- RECORDS SHOWN

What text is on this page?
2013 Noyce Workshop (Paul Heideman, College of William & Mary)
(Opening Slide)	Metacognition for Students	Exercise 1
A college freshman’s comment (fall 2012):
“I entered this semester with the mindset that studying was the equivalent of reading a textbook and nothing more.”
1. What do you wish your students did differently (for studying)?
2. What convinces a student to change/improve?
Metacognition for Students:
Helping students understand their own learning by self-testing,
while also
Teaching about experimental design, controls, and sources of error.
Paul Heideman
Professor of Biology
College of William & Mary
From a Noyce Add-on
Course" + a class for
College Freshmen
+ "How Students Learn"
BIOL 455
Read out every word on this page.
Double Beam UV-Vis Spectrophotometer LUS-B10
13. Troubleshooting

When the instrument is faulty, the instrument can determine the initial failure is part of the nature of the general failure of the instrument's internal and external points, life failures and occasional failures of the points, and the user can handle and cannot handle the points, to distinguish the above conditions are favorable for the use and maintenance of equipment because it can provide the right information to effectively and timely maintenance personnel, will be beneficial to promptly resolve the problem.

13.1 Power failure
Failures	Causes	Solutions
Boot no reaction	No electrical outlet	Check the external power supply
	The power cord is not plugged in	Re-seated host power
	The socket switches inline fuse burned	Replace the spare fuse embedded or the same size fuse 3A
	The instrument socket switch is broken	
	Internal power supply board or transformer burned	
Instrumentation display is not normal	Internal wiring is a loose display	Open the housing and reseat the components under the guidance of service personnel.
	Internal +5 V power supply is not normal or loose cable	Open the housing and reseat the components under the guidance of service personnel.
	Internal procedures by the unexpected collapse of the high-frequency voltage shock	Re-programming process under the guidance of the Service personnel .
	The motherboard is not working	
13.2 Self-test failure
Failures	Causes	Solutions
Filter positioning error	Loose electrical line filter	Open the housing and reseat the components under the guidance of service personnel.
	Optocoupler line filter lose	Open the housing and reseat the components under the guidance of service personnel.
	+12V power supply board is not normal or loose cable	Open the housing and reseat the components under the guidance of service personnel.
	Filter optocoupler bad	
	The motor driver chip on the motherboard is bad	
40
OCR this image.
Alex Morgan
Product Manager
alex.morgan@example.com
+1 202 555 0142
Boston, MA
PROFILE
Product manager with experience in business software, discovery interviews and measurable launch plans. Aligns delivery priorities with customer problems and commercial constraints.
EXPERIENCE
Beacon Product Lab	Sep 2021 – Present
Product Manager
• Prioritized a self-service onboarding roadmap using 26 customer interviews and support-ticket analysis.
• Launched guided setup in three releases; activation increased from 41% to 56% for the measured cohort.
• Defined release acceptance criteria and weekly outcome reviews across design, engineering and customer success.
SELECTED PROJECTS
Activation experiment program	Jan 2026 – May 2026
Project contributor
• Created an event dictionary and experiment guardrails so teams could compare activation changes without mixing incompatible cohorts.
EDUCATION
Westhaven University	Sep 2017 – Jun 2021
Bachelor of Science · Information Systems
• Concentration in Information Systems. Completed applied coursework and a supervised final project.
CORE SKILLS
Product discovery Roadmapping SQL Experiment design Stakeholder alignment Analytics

- PROBLEM REQUIREMENTS
Take every line above carrying "Systems" and return it.

- CORRECT RESPONSE
Bachelor of Science · Information Systems
• Concentration in Information Systems. Completed applied coursework and a supervised final project.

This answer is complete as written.